# Request
Copy the material word for word, beginning at the line that contains "List UI elements" and stopping after the line that contains "Segment this screenshot: for". Omit the pictures.

# Records for this task
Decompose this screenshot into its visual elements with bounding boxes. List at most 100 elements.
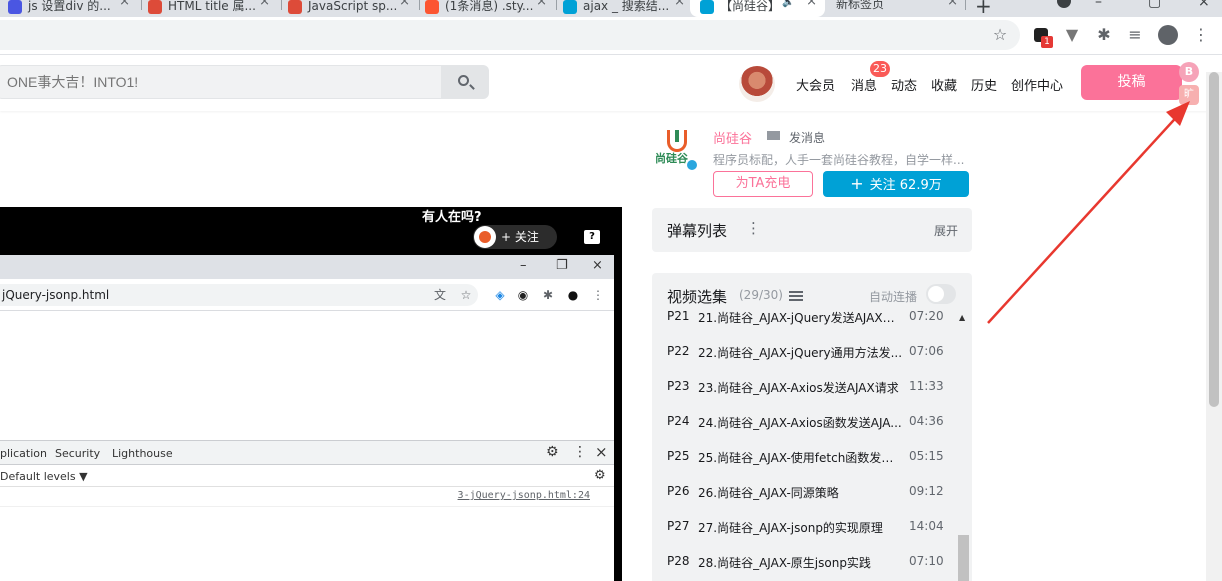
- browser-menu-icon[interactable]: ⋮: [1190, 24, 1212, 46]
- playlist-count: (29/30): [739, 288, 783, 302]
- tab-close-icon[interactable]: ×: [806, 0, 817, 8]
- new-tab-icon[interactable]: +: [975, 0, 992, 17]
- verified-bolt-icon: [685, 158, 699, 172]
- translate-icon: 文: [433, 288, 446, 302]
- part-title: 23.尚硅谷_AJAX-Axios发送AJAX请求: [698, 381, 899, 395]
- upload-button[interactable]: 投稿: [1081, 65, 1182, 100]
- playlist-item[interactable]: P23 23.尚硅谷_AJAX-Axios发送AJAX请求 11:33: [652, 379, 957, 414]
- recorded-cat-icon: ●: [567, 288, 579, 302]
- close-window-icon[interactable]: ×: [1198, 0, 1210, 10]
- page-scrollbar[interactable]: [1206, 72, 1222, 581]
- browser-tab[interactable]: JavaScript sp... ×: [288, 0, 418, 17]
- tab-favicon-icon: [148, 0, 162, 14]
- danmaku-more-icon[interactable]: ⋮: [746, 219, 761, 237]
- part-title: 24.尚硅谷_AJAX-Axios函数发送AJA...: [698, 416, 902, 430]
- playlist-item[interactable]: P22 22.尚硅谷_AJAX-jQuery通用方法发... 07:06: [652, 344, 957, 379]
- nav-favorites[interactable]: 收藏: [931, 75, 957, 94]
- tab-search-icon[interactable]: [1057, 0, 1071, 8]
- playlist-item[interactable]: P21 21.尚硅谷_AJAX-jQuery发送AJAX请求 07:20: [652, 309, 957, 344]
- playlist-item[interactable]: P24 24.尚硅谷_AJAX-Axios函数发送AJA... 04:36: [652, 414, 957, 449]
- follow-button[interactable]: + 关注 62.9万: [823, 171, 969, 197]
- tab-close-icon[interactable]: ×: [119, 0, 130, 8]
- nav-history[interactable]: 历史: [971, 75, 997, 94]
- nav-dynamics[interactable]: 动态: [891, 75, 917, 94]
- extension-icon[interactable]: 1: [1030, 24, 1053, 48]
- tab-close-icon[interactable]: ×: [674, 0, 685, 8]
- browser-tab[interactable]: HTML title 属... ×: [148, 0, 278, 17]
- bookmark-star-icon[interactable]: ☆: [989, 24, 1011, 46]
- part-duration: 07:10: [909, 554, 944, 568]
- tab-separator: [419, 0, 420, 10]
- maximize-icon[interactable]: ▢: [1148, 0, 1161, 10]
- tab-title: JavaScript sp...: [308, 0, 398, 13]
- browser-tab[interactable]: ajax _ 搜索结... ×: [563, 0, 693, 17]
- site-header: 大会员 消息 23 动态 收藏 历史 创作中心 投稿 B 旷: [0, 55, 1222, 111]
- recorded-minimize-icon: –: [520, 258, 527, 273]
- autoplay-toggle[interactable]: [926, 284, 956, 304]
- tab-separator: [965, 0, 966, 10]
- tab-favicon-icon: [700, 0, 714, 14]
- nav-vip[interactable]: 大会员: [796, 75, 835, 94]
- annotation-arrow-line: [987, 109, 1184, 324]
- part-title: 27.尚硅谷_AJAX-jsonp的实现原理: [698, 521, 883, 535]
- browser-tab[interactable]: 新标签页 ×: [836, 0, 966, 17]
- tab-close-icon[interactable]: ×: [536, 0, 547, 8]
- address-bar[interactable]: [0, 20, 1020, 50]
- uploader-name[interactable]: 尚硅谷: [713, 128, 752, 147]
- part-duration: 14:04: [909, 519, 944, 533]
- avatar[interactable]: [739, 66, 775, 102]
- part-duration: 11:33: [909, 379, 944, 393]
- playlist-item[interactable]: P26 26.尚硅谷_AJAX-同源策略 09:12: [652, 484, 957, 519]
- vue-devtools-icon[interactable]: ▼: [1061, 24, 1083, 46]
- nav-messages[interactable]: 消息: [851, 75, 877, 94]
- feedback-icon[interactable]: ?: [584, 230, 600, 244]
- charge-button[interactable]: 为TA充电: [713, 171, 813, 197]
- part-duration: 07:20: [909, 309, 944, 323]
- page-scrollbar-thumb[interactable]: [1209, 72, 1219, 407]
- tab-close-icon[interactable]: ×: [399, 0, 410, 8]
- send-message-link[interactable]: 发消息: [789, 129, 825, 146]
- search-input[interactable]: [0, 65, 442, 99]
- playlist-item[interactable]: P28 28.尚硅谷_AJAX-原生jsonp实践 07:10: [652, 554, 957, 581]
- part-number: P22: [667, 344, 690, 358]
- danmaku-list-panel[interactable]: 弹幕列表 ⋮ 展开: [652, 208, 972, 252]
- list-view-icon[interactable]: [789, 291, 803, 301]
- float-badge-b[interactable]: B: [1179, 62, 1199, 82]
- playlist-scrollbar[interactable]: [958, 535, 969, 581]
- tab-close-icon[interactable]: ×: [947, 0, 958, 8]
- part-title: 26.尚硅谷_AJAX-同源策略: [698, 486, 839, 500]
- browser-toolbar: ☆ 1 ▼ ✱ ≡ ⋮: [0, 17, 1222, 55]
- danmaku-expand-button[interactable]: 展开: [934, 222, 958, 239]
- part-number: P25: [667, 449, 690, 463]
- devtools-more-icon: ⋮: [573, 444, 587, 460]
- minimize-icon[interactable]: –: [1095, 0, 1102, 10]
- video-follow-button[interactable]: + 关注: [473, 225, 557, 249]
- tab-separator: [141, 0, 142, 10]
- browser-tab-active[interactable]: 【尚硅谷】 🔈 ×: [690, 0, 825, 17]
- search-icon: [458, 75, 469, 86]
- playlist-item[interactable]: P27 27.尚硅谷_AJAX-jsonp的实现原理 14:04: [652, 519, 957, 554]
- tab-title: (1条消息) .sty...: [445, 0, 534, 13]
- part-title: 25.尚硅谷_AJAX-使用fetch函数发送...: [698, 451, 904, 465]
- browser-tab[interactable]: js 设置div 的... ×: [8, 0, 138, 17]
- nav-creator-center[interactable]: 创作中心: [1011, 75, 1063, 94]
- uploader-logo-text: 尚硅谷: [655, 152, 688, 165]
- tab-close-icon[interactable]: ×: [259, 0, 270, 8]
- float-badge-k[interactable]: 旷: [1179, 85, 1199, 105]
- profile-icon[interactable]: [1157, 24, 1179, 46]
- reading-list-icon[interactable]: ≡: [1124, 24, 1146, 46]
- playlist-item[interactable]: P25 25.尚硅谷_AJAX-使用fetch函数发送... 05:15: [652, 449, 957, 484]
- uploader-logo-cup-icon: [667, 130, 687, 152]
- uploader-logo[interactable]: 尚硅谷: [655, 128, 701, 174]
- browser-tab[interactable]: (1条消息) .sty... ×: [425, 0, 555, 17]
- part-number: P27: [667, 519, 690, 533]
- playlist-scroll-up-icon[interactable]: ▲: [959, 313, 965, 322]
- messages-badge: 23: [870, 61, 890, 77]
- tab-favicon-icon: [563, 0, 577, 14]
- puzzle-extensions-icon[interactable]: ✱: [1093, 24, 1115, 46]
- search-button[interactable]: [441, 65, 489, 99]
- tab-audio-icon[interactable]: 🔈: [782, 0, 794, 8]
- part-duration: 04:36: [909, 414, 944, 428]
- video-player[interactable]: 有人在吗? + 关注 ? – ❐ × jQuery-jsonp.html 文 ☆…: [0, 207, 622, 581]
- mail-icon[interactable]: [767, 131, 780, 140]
* * *
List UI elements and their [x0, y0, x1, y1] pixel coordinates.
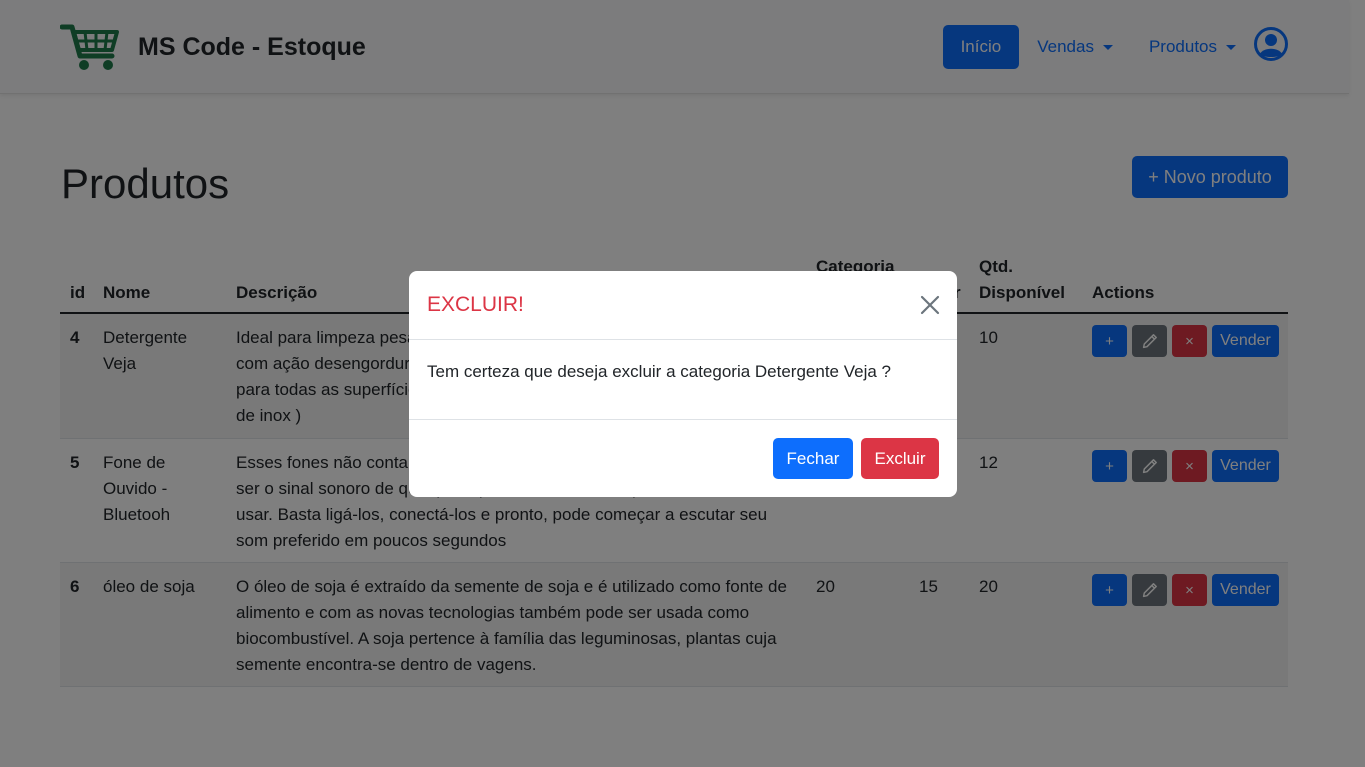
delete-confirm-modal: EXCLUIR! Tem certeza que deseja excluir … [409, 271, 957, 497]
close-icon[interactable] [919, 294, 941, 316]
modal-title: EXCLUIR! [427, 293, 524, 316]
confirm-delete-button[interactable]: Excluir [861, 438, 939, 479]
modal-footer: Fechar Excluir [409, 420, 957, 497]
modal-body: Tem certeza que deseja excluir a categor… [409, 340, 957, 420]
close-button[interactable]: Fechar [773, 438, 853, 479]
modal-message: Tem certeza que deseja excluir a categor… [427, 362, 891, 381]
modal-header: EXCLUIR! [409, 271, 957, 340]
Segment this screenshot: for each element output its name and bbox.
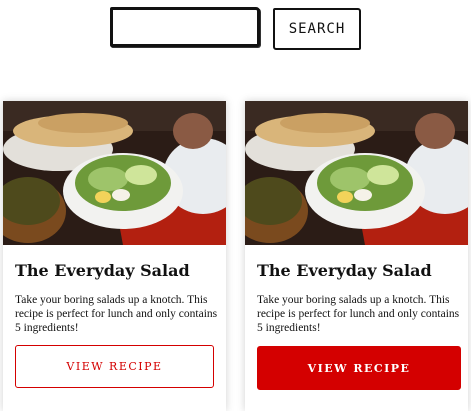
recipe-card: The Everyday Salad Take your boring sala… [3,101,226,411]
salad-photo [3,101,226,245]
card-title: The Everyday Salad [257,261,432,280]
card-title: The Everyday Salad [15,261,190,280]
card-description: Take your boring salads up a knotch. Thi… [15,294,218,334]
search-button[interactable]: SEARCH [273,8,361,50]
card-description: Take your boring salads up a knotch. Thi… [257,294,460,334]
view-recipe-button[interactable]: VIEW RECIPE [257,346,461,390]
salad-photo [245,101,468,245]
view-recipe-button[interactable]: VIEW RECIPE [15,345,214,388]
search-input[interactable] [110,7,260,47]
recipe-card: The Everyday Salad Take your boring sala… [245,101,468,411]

# Answer for this exercise
List UI elements and their [x0, y0, x1, y1] pixel coordinates.
delete-confirm-modal: EXCLUIR! Tem certeza que deseja excluir … [409, 271, 957, 497]
close-icon[interactable] [919, 294, 941, 316]
modal-title: EXCLUIR! [427, 293, 524, 316]
confirm-delete-button[interactable]: Excluir [861, 438, 939, 479]
modal-footer: Fechar Excluir [409, 420, 957, 497]
modal-body: Tem certeza que deseja excluir a categor… [409, 340, 957, 420]
close-button[interactable]: Fechar [773, 438, 853, 479]
modal-message: Tem certeza que deseja excluir a categor… [427, 362, 891, 381]
modal-header: EXCLUIR! [409, 271, 957, 340]
Segment this screenshot: for each element output its name and bbox.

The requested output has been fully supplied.